▶ [Exercise goal]: Transcribe the entries below exactly; leave every image out.

_ _ _

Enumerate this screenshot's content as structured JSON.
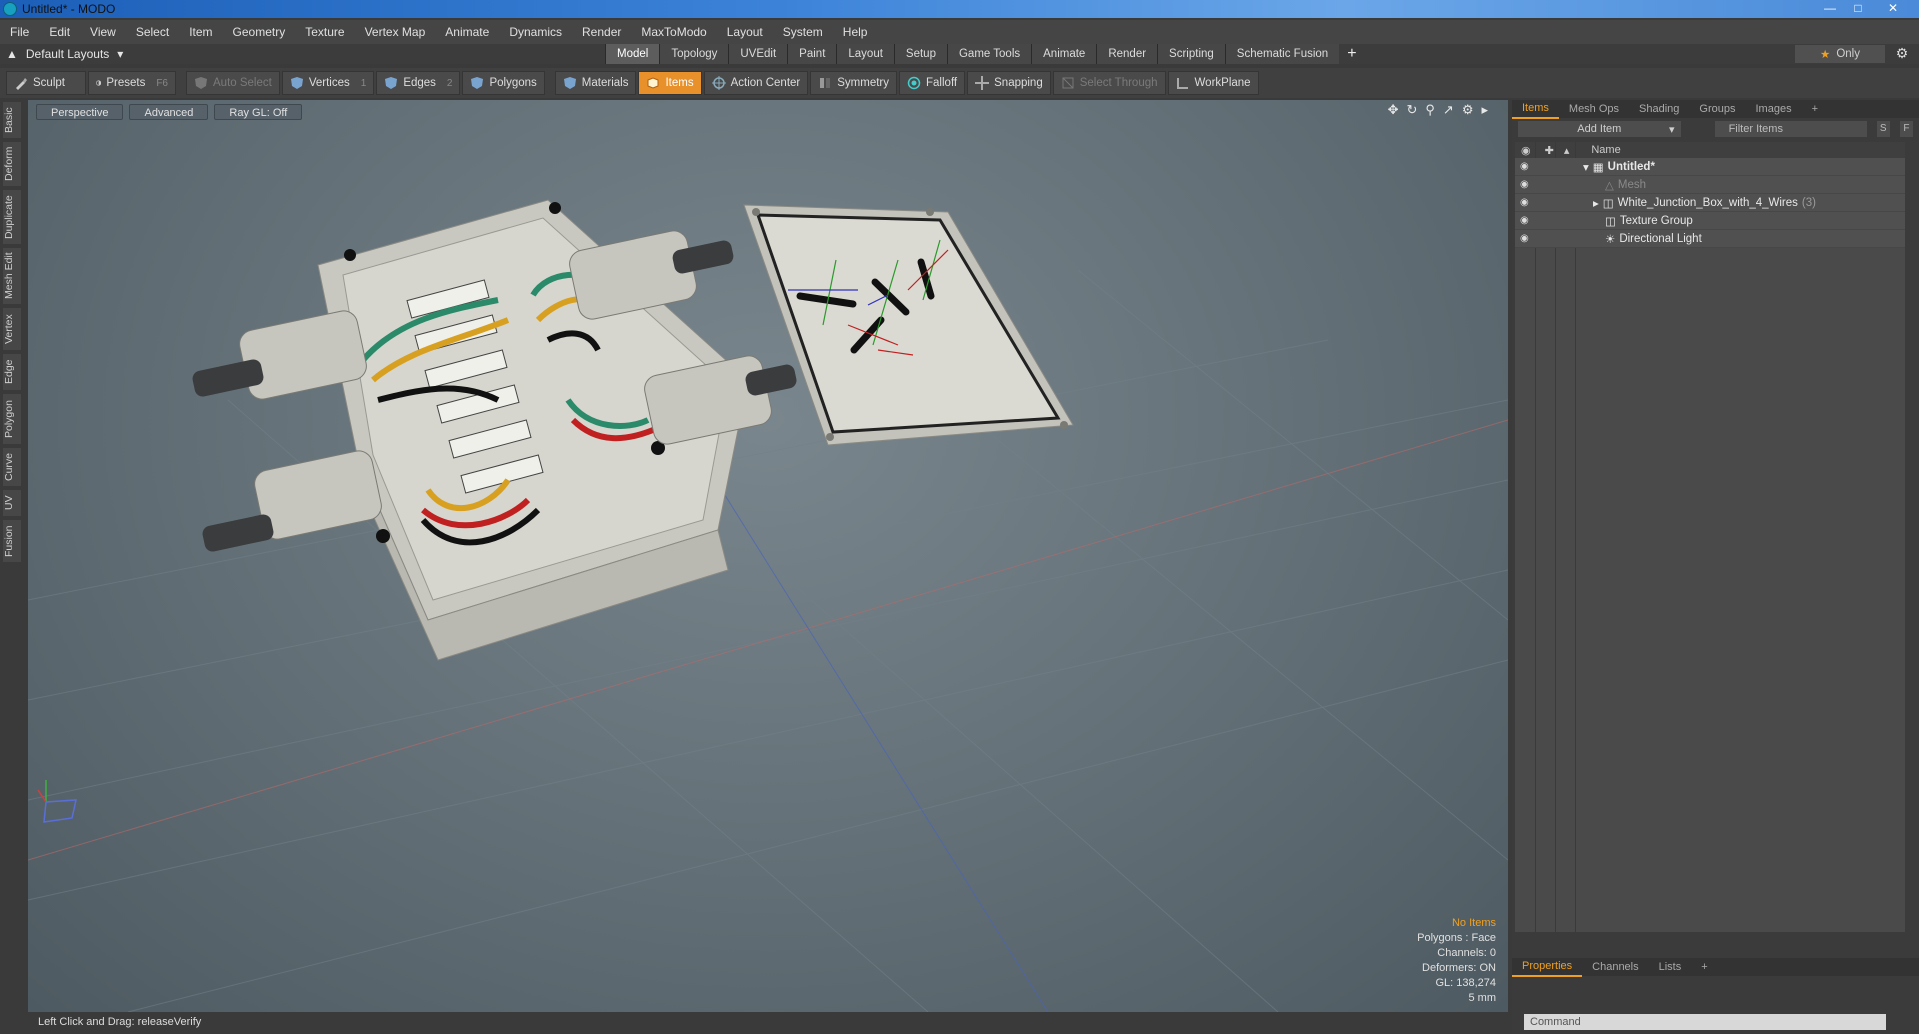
{
  "window": {
    "title": "Untitled* - MODO"
  },
  "menu": [
    "File",
    "Edit",
    "View",
    "Select",
    "Item",
    "Geometry",
    "Texture",
    "Vertex Map",
    "Animate",
    "Dynamics",
    "Render",
    "MaxToModo",
    "Layout",
    "System",
    "Help"
  ],
  "layout": {
    "selector": "Default Layouts",
    "tabs": [
      "Model",
      "Topology",
      "UVEdit",
      "Paint",
      "Layout",
      "Setup",
      "Game Tools",
      "Animate",
      "Render",
      "Scripting",
      "Schematic Fusion"
    ],
    "active_tab": "Model",
    "only_label": "Only"
  },
  "toolbar": {
    "sculpt": "Sculpt",
    "presets": "Presets",
    "presets_key": "F6",
    "auto_select": "Auto Select",
    "vertices": "Vertices",
    "vertices_key": "1",
    "edges": "Edges",
    "edges_key": "2",
    "polygons": "Polygons",
    "materials": "Materials",
    "items": "Items",
    "action_center": "Action Center",
    "symmetry": "Symmetry",
    "falloff": "Falloff",
    "snapping": "Snapping",
    "select_through": "Select Through",
    "workplane": "WorkPlane"
  },
  "left_tabs": [
    "Basic",
    "Deform",
    "Duplicate",
    "Mesh Edit",
    "Vertex",
    "Edge",
    "Polygon",
    "Curve",
    "UV",
    "Fusion"
  ],
  "viewport": {
    "view": "Perspective",
    "shading": "Advanced",
    "raygl": "Ray GL: Off",
    "info": {
      "no_items": "No Items",
      "polygons": "Polygons : Face",
      "channels": "Channels: 0",
      "deformers": "Deformers: ON",
      "gl": "GL: 138,274",
      "scale": "5 mm"
    }
  },
  "right_panel": {
    "tabs": [
      "Items",
      "Mesh Ops",
      "Shading",
      "Groups",
      "Images"
    ],
    "active_tab": "Items",
    "add_item": "Add Item",
    "filter": "Filter Items",
    "s_btn": "S",
    "f_btn": "F",
    "col_name": "Name",
    "tree": [
      {
        "label": "Untitled*",
        "indent": 0
      },
      {
        "label": "Mesh",
        "indent": 1
      },
      {
        "label": "White_Junction_Box_with_4_Wires",
        "count": "(3)",
        "indent": 1
      },
      {
        "label": "Texture Group",
        "indent": 1
      },
      {
        "label": "Directional Light",
        "indent": 1
      }
    ]
  },
  "bottom_panel": {
    "tabs": [
      "Properties",
      "Channels",
      "Lists"
    ],
    "active_tab": "Properties",
    "command_placeholder": "Command"
  },
  "status": {
    "hint": "Left Click and Drag:  releaseVerify"
  }
}
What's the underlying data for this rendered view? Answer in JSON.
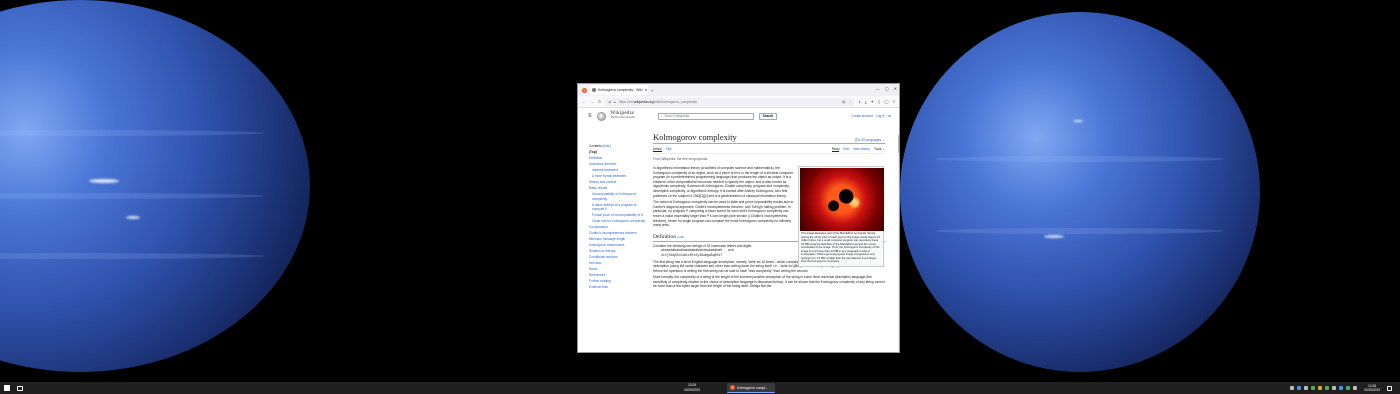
{
  "browser": {
    "tab_title": "Kolmogorov complexity - Wiki",
    "new_tab": "+",
    "url_prefix": "https://en.",
    "url_domain": "wikipedia.org",
    "url_path": "/wiki/Kolmogorov_complexity",
    "window_controls": [
      "—",
      "▢",
      "✕"
    ]
  },
  "wiki": {
    "logo_word": "Wikipedia",
    "logo_tagline": "The Free Encyclopedia",
    "search_placeholder": "Search Wikipedia",
    "search_button": "Search",
    "create_account": "Create account",
    "log_in": "Log in",
    "title": "Kolmogorov complexity",
    "languages": "33 languages",
    "tabs_left": [
      "Article",
      "Talk"
    ],
    "tabs_right": [
      "Read",
      "Edit",
      "View history",
      "Tools"
    ],
    "from": "From Wikipedia, the free encyclopedia",
    "toc_title": "Contents",
    "toc_hide": "[hide]",
    "toc": [
      {
        "label": "(Top)",
        "level": 0
      },
      {
        "label": "Definition",
        "level": 0
      },
      {
        "label": "Invariance theorem",
        "level": 0
      },
      {
        "label": "Informal treatment",
        "level": 1
      },
      {
        "label": "A more formal treatment",
        "level": 1
      },
      {
        "label": "History and context",
        "level": 0
      },
      {
        "label": "Basic results",
        "level": 0
      },
      {
        "label": "Uncomputability of Kolmogorov complexity",
        "level": 1
      },
      {
        "label": "A naive attempt at a program to compute K",
        "level": 1
      },
      {
        "label": "Formal proof of uncomputability of K",
        "level": 1
      },
      {
        "label": "Chain rule for Kolmogorov complexity",
        "level": 1
      },
      {
        "label": "Compression",
        "level": 0
      },
      {
        "label": "Chaitin's incompleteness theorem",
        "level": 0
      },
      {
        "label": "Minimum message length",
        "level": 0
      },
      {
        "label": "Kolmogorov randomness",
        "level": 0
      },
      {
        "label": "Relation to entropy",
        "level": 0
      },
      {
        "label": "Conditional versions",
        "level": 0
      },
      {
        "label": "See also",
        "level": 0
      },
      {
        "label": "Notes",
        "level": 0
      },
      {
        "label": "References",
        "level": 0
      },
      {
        "label": "Further reading",
        "level": 0
      },
      {
        "label": "External links",
        "level": 0
      }
    ],
    "intro_p1": "In algorithmic information theory (a subfield of computer science and mathematics), the Kolmogorov complexity of an object, such as a piece of text, is the length of a shortest computer program (in a predetermined programming language) that produces the object as output. It is a measure of the computational resources needed to specify the object, and is also known as algorithmic complexity, Solomonoff–Kolmogorov–Chaitin complexity, program-size complexity, descriptive complexity, or algorithmic entropy. It is named after Andrey Kolmogorov, who first published on the subject in 1963[1][2] and is a generalization of classical information theory.",
    "intro_p2": "The notion of Kolmogorov complexity can be used to state and prove impossibility results akin to Cantor's diagonal argument, Gödel's incompleteness theorem, and Turing's halting problem. In particular, no program P computing a lower bound for each text's Kolmogorov complexity can return a value essentially larger than P's own length (see section § Chaitin's incompleteness theorem); hence no single program can compute the exact Kolmogorov complexity for infinitely many texts.",
    "caption": "This image illustrates part of the Mandelbrot set fractal. Simply storing the 24-bit color of each pixel in this image would require 23 million bytes, but a small computer program can reproduce these 23 MB using the definition of the Mandelbrot set and the corner coordinates of the image. Thus, the Kolmogorov complexity of this image is much less than 23 MB in any pragmatic model of computation. PNG's general-purpose image compression only reduces it to 1.6 MB, smaller than the raw data but much larger than the Kolmogorov complexity.",
    "section_definition": "Definition",
    "edit_label": "[edit]",
    "def_p1": "Consider the following two strings of 32 lowercase letters and digits:",
    "string1": "abababababababababababababababab , and",
    "string2": "4c1j5b2p0cv4w1x8rx2y39umgw5q85s7",
    "def_p2": "The first string has a short English-language description, namely \"write ab 16 times\", which consists of 17 characters. The second one has no obvious simple description (using the same character set) other than writing down the string itself, i.e., \"write 4c1j5b2p0cv4w1x8rx2y39umgw5q85s7\" which has 38 characters. Hence the operation of writing the first string can be said to have \"less complexity\" than writing the second.",
    "def_p3": "More formally, the complexity of a string is the length of the shortest possible description of the string in some fixed universal description language (the sensitivity of complexity relative to the choice of description language is discussed below). It can be shown that the Kolmogorov complexity of any string cannot be more than a few bytes larger than the length of the string itself. Strings like the"
  },
  "taskbar": {
    "center_time": "13:28",
    "center_date": "02/25/2023",
    "app_label": "Kolmogorov compl...",
    "tray_time": "13:28",
    "tray_date": "02/25/2023"
  },
  "colors": {
    "link": "#3366cc",
    "taskbar_bg": "#1f1f1f",
    "desktop_bg": "#000000"
  }
}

_ _ _

▶ [Result of this exercise]:
Enumerate this screenshot's content as structured JSON.
{
  "window": {
    "title": "Untitled* - MODO"
  },
  "menu": [
    "File",
    "Edit",
    "View",
    "Select",
    "Item",
    "Geometry",
    "Texture",
    "Vertex Map",
    "Animate",
    "Dynamics",
    "Render",
    "MaxToModo",
    "Layout",
    "System",
    "Help"
  ],
  "layout": {
    "selector": "Default Layouts",
    "tabs": [
      "Model",
      "Topology",
      "UVEdit",
      "Paint",
      "Layout",
      "Setup",
      "Game Tools",
      "Animate",
      "Render",
      "Scripting",
      "Schematic Fusion"
    ],
    "active_tab": "Model",
    "only_label": "Only"
  },
  "toolbar": {
    "sculpt": "Sculpt",
    "presets": "Presets",
    "presets_key": "F6",
    "auto_select": "Auto Select",
    "vertices": "Vertices",
    "vertices_key": "1",
    "edges": "Edges",
    "edges_key": "2",
    "polygons": "Polygons",
    "materials": "Materials",
    "items": "Items",
    "action_center": "Action Center",
    "symmetry": "Symmetry",
    "falloff": "Falloff",
    "snapping": "Snapping",
    "select_through": "Select Through",
    "workplane": "WorkPlane"
  },
  "left_tabs": [
    "Basic",
    "Deform",
    "Duplicate",
    "Mesh Edit",
    "Vertex",
    "Edge",
    "Polygon",
    "Curve",
    "UV",
    "Fusion"
  ],
  "viewport": {
    "view": "Perspective",
    "shading": "Advanced",
    "raygl": "Ray GL: Off",
    "info": {
      "no_items": "No Items",
      "polygons": "Polygons : Face",
      "channels": "Channels: 0",
      "deformers": "Deformers: ON",
      "gl": "GL: 138,274",
      "scale": "5 mm"
    }
  },
  "right_panel": {
    "tabs": [
      "Items",
      "Mesh Ops",
      "Shading",
      "Groups",
      "Images"
    ],
    "active_tab": "Items",
    "add_item": "Add Item",
    "filter": "Filter Items",
    "s_btn": "S",
    "f_btn": "F",
    "col_name": "Name",
    "tree": [
      {
        "label": "Untitled*",
        "indent": 0
      },
      {
        "label": "Mesh",
        "indent": 1
      },
      {
        "label": "White_Junction_Box_with_4_Wires",
        "count": "(3)",
        "indent": 1
      },
      {
        "label": "Texture Group",
        "indent": 1
      },
      {
        "label": "Directional Light",
        "indent": 1
      }
    ]
  },
  "bottom_panel": {
    "tabs": [
      "Properties",
      "Channels",
      "Lists"
    ],
    "active_tab": "Properties",
    "command_placeholder": "Command"
  },
  "status": {
    "hint": "Left Click and Drag:  releaseVerify"
  }
}
What's the underlying data for this rendered view? Answer in JSON.
{
  "browser": {
    "tab_title": "Kolmogorov complexity - Wiki",
    "new_tab": "+",
    "url_prefix": "https://en.",
    "url_domain": "wikipedia.org",
    "url_path": "/wiki/Kolmogorov_complexity",
    "window_controls": [
      "—",
      "▢",
      "✕"
    ]
  },
  "wiki": {
    "logo_word": "Wikipedia",
    "logo_tagline": "The Free Encyclopedia",
    "search_placeholder": "Search Wikipedia",
    "search_button": "Search",
    "create_account": "Create account",
    "log_in": "Log in",
    "title": "Kolmogorov complexity",
    "languages": "33 languages",
    "tabs_left": [
      "Article",
      "Talk"
    ],
    "tabs_right": [
      "Read",
      "Edit",
      "View history",
      "Tools"
    ],
    "from": "From Wikipedia, the free encyclopedia",
    "toc_title": "Contents",
    "toc_hide": "[hide]",
    "toc": [
      {
        "label": "(Top)",
        "level": 0
      },
      {
        "label": "Definition",
        "level": 0
      },
      {
        "label": "Invariance theorem",
        "level": 0
      },
      {
        "label": "Informal treatment",
        "level": 1
      },
      {
        "label": "A more formal treatment",
        "level": 1
      },
      {
        "label": "History and context",
        "level": 0
      },
      {
        "label": "Basic results",
        "level": 0
      },
      {
        "label": "Uncomputability of Kolmogorov complexity",
        "level": 1
      },
      {
        "label": "A naive attempt at a program to compute K",
        "level": 1
      },
      {
        "label": "Formal proof of uncomputability of K",
        "level": 1
      },
      {
        "label": "Chain rule for Kolmogorov complexity",
        "level": 1
      },
      {
        "label": "Compression",
        "level": 0
      },
      {
        "label": "Chaitin's incompleteness theorem",
        "level": 0
      },
      {
        "label": "Minimum message length",
        "level": 0
      },
      {
        "label": "Kolmogorov randomness",
        "level": 0
      },
      {
        "label": "Relation to entropy",
        "level": 0
      },
      {
        "label": "Conditional versions",
        "level": 0
      },
      {
        "label": "See also",
        "level": 0
      },
      {
        "label": "Notes",
        "level": 0
      },
      {
        "label": "References",
        "level": 0
      },
      {
        "label": "Further reading",
        "level": 0
      },
      {
        "label": "External links",
        "level": 0
      }
    ],
    "intro_p1": "In algorithmic information theory (a subfield of computer science and mathematics), the Kolmogorov complexity of an object, such as a piece of text, is the length of a shortest computer program (in a predetermined programming language) that produces the object as output. It is a measure of the computational resources needed to specify the object, and is also known as algorithmic complexity, Solomonoff–Kolmogorov–Chaitin complexity, program-size complexity, descriptive complexity, or algorithmic entropy. It is named after Andrey Kolmogorov, who first published on the subject in 1963[1][2] and is a generalization of classical information theory.",
    "intro_p2": "The notion of Kolmogorov complexity can be used to state and prove impossibility results akin to Cantor's diagonal argument, Gödel's incompleteness theorem, and Turing's halting problem. In particular, no program P computing a lower bound for each text's Kolmogorov complexity can return a value essentially larger than P's own length (see section § Chaitin's incompleteness theorem); hence no single program can compute the exact Kolmogorov complexity for infinitely many texts.",
    "caption": "This image illustrates part of the Mandelbrot set fractal. Simply storing the 24-bit color of each pixel in this image would require 23 million bytes, but a small computer program can reproduce these 23 MB using the definition of the Mandelbrot set and the corner coordinates of the image. Thus, the Kolmogorov complexity of this image is much less than 23 MB in any pragmatic model of computation. PNG's general-purpose image compression only reduces it to 1.6 MB, smaller than the raw data but much larger than the Kolmogorov complexity.",
    "section_definition": "Definition",
    "edit_label": "[edit]",
    "def_p1": "Consider the following two strings of 32 lowercase letters and digits:",
    "string1": "abababababababababababababababab , and",
    "string2": "4c1j5b2p0cv4w1x8rx2y39umgw5q85s7",
    "def_p2": "The first string has a short English-language description, namely \"write ab 16 times\", which consists of 17 characters. The second one has no obvious simple description (using the same character set) other than writing down the string itself, i.e., \"write 4c1j5b2p0cv4w1x8rx2y39umgw5q85s7\" which has 38 characters. Hence the operation of writing the first string can be said to have \"less complexity\" than writing the second.",
    "def_p3": "More formally, the complexity of a string is the length of the shortest possible description of the string in some fixed universal description language (the sensitivity of complexity relative to the choice of description language is discussed below). It can be shown that the Kolmogorov complexity of any string cannot be more than a few bytes larger than the length of the string itself. Strings like the"
  },
  "taskbar": {
    "center_time": "13:28",
    "center_date": "02/25/2023",
    "app_label": "Kolmogorov compl...",
    "tray_time": "13:28",
    "tray_date": "02/25/2023"
  },
  "colors": {
    "link": "#3366cc",
    "taskbar_bg": "#1f1f1f",
    "desktop_bg": "#000000"
  }
}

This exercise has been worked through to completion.